**Short task**
In the material below, find every line with "waist" and pull it out.
□ □ □
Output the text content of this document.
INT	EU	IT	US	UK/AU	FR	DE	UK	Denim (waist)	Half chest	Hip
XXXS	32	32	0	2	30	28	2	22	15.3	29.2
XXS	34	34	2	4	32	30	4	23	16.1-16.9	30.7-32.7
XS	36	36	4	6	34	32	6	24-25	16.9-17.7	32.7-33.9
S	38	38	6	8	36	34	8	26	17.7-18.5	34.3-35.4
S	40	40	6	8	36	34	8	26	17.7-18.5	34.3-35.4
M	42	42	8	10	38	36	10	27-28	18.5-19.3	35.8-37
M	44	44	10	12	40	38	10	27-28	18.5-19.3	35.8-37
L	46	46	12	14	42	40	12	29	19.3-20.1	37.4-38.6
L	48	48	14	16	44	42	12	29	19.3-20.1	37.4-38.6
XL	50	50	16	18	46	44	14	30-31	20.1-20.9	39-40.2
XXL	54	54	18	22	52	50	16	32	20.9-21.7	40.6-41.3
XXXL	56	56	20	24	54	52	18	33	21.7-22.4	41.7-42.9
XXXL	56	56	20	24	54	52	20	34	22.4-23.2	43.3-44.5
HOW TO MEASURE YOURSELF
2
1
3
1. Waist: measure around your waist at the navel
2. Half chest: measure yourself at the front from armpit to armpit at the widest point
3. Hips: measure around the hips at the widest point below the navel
□ □ □
**Full output**
INT	EU	IT	US	UK/AU	FR	DE	UK	Denim (waist)	Half chest	Hip
1. Waist: measure around your waist at the navel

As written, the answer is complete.